Available records

____________

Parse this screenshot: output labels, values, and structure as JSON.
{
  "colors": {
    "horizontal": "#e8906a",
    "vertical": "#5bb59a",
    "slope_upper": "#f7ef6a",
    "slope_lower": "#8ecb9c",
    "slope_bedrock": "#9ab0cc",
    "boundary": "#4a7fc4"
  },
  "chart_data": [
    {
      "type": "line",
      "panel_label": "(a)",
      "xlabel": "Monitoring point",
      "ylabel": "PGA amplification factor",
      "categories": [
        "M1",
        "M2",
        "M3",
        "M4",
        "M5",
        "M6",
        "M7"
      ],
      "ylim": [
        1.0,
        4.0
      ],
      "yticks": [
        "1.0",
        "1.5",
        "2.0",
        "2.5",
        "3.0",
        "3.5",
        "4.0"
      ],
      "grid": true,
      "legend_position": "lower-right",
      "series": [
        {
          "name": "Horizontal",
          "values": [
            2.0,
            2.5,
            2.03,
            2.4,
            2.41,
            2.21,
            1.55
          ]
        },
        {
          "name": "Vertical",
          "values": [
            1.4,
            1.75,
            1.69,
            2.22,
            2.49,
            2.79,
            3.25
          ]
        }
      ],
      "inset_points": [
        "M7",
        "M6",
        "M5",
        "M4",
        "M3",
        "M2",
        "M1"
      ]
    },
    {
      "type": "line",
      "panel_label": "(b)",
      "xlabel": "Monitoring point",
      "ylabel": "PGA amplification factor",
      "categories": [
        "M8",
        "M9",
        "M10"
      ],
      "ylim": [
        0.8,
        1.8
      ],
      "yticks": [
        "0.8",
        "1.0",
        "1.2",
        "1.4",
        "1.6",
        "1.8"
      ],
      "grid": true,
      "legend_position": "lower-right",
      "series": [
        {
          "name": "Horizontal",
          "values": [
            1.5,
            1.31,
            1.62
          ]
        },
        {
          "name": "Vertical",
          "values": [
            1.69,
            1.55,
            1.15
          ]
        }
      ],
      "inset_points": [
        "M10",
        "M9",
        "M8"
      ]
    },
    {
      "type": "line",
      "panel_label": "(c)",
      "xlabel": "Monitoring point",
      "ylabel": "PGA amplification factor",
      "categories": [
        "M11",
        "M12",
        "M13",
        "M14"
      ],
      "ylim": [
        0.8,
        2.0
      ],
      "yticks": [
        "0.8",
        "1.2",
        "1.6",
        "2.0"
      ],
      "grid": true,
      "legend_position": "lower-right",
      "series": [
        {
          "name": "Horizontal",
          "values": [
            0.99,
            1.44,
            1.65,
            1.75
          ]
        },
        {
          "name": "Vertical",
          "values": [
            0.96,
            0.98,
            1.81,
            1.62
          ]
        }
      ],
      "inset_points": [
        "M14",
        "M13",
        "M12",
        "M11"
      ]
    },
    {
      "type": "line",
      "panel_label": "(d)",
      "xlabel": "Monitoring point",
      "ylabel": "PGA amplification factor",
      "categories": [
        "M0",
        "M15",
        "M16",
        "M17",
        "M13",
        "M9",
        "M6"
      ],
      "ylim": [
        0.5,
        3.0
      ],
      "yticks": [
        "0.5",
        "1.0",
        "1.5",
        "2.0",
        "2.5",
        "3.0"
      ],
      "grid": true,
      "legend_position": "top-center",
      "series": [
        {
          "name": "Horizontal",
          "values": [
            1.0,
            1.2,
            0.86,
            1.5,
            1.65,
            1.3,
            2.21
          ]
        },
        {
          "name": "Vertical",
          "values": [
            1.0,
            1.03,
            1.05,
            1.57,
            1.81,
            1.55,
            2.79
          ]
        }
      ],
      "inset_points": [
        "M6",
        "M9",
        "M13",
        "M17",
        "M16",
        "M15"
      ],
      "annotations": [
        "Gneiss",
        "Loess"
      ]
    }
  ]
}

____________

Task prompt
Copy out each record from above, exactly.

Answer for this exercise
Parse this screenshot: output labels, values, and structure as JSON.
{
  "colors": {
    "horizontal": "#e8906a",
    "vertical": "#5bb59a",
    "slope_upper": "#f7ef6a",
    "slope_lower": "#8ecb9c",
    "slope_bedrock": "#9ab0cc",
    "boundary": "#4a7fc4"
  },
  "chart_data": [
    {
      "type": "line",
      "panel_label": "(a)",
      "xlabel": "Monitoring point",
      "ylabel": "PGA amplification factor",
      "categories": [
        "M1",
        "M2",
        "M3",
        "M4",
        "M5",
        "M6",
        "M7"
      ],
      "ylim": [
        1.0,
        4.0
      ],
      "yticks": [
        "1.0",
        "1.5",
        "2.0",
        "2.5",
        "3.0",
        "3.5",
        "4.0"
      ],
      "grid": true,
      "legend_position": "lower-right",
      "series": [
        {
          "name": "Horizontal",
          "values": [
            2.0,
            2.5,
            2.03,
            2.4,
            2.41,
            2.21,
            1.55
          ]
        },
        {
          "name": "Vertical",
          "values": [
            1.4,
            1.75,
            1.69,
            2.22,
            2.49,
            2.79,
            3.25
          ]
        }
      ],
      "inset_points": [
        "M7",
        "M6",
        "M5",
        "M4",
        "M3",
        "M2",
        "M1"
      ]
    },
    {
      "type": "line",
      "panel_label": "(b)",
      "xlabel": "Monitoring point",
      "ylabel": "PGA amplification factor",
      "categories": [
        "M8",
        "M9",
        "M10"
      ],
      "ylim": [
        0.8,
        1.8
      ],
      "yticks": [
        "0.8",
        "1.0",
        "1.2",
        "1.4",
        "1.6",
        "1.8"
      ],
      "grid": true,
      "legend_position": "lower-right",
      "series": [
        {
          "name": "Horizontal",
          "values": [
            1.5,
            1.31,
            1.62
          ]
        },
        {
          "name": "Vertical",
          "values": [
            1.69,
            1.55,
            1.15
          ]
        }
      ],
      "inset_points": [
        "M10",
        "M9",
        "M8"
      ]
    },
    {
      "type": "line",
      "panel_label": "(c)",
      "xlabel": "Monitoring point",
      "ylabel": "PGA amplification factor",
      "categories": [
        "M11",
        "M12",
        "M13",
        "M14"
      ],
      "ylim": [
        0.8,
        2.0
      ],
      "yticks": [
        "0.8",
        "1.2",
        "1.6",
        "2.0"
      ],
      "grid": true,
      "legend_position": "lower-right",
      "series": [
        {
          "name": "Horizontal",
          "values": [
            0.99,
            1.44,
            1.65,
            1.75
          ]
        },
        {
          "name": "Vertical",
          "values": [
            0.96,
            0.98,
            1.81,
            1.62
          ]
        }
      ],
      "inset_points": [
        "M14",
        "M13",
        "M12",
        "M11"
      ]
    },
    {
      "type": "line",
      "panel_label": "(d)",
      "xlabel": "Monitoring point",
      "ylabel": "PGA amplification factor",
      "categories": [
        "M0",
        "M15",
        "M16",
        "M17",
        "M13",
        "M9",
        "M6"
      ],
      "ylim": [
        0.5,
        3.0
      ],
      "yticks": [
        "0.5",
        "1.0",
        "1.5",
        "2.0",
        "2.5",
        "3.0"
      ],
      "grid": true,
      "legend_position": "top-center",
      "series": [
        {
          "name": "Horizontal",
          "values": [
            1.0,
            1.2,
            0.86,
            1.5,
            1.65,
            1.3,
            2.21
          ]
        },
        {
          "name": "Vertical",
          "values": [
            1.0,
            1.03,
            1.05,
            1.57,
            1.81,
            1.55,
            2.79
          ]
        }
      ],
      "inset_points": [
        "M6",
        "M9",
        "M13",
        "M17",
        "M16",
        "M15"
      ],
      "annotations": [
        "Gneiss",
        "Loess"
      ]
    }
  ]
}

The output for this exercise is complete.